Instructions »
• a. Reproduce the ECB collateral framework release word for word.
• b. In the entries, swap "y-tick-label" for "y-axis-label" everywhere from the line containing "data-point-houses[interactable] bbox=[267, 309, 276, 318]" down to the line containing "bbox=[487, 46, 609, 65]", changing nothing else, and output only those lines.

Given passage »

# # # # #

FRANKFURT (MNI) – The following is the verbatim text of the
European Central Bank release on its news collateral framework:

8 April 2010 – ECB introduces graduated valuation haircuts for
lower-rated assets in its collateral framework ?as of 1 January 2011

The Governing Council of the European Central Bank (ECB) has
decided to keep the minimum credit threshold for marketable and
non-marketable assets in the Eurosystem collateral framework at
investment-grade level (i.e. BBB-/Baa3) beyond the end of 2010, except
in the case of asset-backed securities (ABSs). In addition, the
Governing Council has decided to apply, as of 1 January 2011, a schedule
of graduated valuation haircuts to the assets rated in the BBB+ to BBB-
range (or equivalent). [1] This graduated haircut schedule will replace
the uniform haircut add-on of 5% that is currently applied to these
assets.

The detailed haircut schedule will be based on the following
parameters:

* The new haircuts will be duly graduated according to differences
across maturities, liquidity categories and the credit quality of the
assets concerned. The lowest haircuts will apply to the most liquid
assets with the shortest maturities, while the highest haircuts will
apply to the least liquid assets with the longest maturities.

* The new haircuts will be at least as high as the haircut
currently applied, which is a flat 5% add-on for the assets concerned
over the haircut that would apply to similar assets with a higher
credit quality.

# # # # #

Dataset rows »
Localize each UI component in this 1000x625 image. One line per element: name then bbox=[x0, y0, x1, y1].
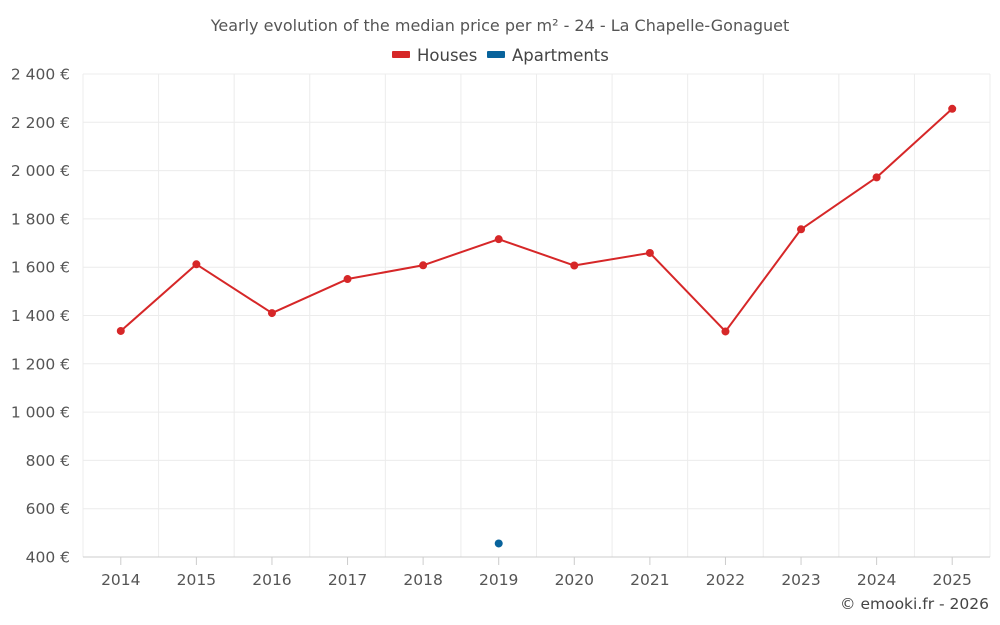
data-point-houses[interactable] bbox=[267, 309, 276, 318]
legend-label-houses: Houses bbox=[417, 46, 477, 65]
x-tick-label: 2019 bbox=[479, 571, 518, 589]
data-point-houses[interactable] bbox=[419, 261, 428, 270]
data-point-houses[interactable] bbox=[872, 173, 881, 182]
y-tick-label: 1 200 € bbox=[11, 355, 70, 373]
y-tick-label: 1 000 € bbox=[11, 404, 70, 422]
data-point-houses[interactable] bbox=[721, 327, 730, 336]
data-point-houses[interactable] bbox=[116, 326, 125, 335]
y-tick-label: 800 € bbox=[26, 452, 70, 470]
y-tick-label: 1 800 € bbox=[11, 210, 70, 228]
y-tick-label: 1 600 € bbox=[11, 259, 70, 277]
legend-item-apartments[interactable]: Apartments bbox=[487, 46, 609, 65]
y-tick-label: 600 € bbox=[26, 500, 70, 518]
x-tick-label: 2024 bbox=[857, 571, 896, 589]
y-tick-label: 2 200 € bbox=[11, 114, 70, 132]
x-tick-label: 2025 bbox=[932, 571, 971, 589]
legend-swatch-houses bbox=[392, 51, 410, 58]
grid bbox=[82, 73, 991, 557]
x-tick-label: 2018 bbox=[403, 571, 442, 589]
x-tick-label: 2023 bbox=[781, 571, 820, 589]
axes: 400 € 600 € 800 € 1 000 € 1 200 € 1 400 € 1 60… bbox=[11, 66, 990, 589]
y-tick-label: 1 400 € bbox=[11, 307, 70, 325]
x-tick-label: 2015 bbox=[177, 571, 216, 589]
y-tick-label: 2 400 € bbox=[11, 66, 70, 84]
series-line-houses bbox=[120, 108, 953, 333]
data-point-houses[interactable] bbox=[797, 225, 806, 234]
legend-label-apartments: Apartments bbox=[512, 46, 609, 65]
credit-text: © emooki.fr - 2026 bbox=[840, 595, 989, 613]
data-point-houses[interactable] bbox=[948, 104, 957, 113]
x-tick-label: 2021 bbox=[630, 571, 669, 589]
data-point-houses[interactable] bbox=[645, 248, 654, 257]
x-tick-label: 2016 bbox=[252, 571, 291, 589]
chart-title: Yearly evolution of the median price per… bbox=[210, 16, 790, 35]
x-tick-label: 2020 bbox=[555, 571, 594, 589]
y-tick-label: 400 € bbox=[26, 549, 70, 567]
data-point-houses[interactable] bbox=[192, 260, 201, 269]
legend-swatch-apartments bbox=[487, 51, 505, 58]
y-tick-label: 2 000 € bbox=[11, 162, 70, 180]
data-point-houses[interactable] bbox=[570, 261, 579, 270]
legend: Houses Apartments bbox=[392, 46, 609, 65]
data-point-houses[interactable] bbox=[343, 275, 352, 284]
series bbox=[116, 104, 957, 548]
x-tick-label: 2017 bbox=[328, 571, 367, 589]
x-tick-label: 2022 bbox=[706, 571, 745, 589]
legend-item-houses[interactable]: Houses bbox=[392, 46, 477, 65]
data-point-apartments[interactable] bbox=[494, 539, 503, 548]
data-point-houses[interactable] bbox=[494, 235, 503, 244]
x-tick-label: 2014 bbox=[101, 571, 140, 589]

# # # # #

Results by task »
• a.
FRANKFURT (MNI) – The following is the verbatim text of the
European Central Bank release on its news collateral framework:

8 April 2010 – ECB introduces graduated valuation haircuts for
lower-rated assets in its collateral framework ?as of 1 January 2011

The Governing Council of the European Central Bank (ECB) has
decided to keep the minimum credit threshold for marketable and
non-marketable assets in the Eurosystem collateral framework at
investment-grade level (i.e. BBB-/Baa3) beyond the end of 2010, except
in the case of asset-backed securities (ABSs). In addition, the
Governing Council has decided to apply, as of 1 January 2011, a schedule
of graduated valuation haircuts to the assets rated in the BBB+ to BBB-
range (or equivalent). [1] This graduated haircut schedule will replace
the uniform haircut add-on of 5% that is currently applied to these
assets.

The detailed haircut schedule will be based on the following
parameters:

* The new haircuts will be duly graduated according to differences
across maturities, liquidity categories and the credit quality of the
assets concerned. The lowest haircuts will apply to the most liquid
assets with the shortest maturities, while the highest haircuts will
apply to the least liquid assets with the longest maturities.

* The new haircuts will be at least as high as the haircut
currently applied, which is a flat 5% add-on for the assets concerned
over the haircut that would apply to similar assets with a higher
credit quality.

• b.
data-point-houses[interactable] bbox=[267, 309, 276, 318]
legend-label-houses: Houses bbox=[417, 46, 477, 65]
x-tick-label: 2019 bbox=[479, 571, 518, 589]
data-point-houses[interactable] bbox=[419, 261, 428, 270]
data-point-houses[interactable] bbox=[872, 173, 881, 182]
y-axis-label: 1 200 € bbox=[11, 355, 70, 373]
y-axis-label: 1 000 € bbox=[11, 404, 70, 422]
data-point-houses[interactable] bbox=[721, 327, 730, 336]
data-point-houses[interactable] bbox=[116, 326, 125, 335]
y-axis-label: 800 € bbox=[26, 452, 70, 470]
y-axis-label: 1 800 € bbox=[11, 210, 70, 228]
y-axis-label: 1 600 € bbox=[11, 259, 70, 277]
legend-item-apartments[interactable]: Apartments bbox=[487, 46, 609, 65]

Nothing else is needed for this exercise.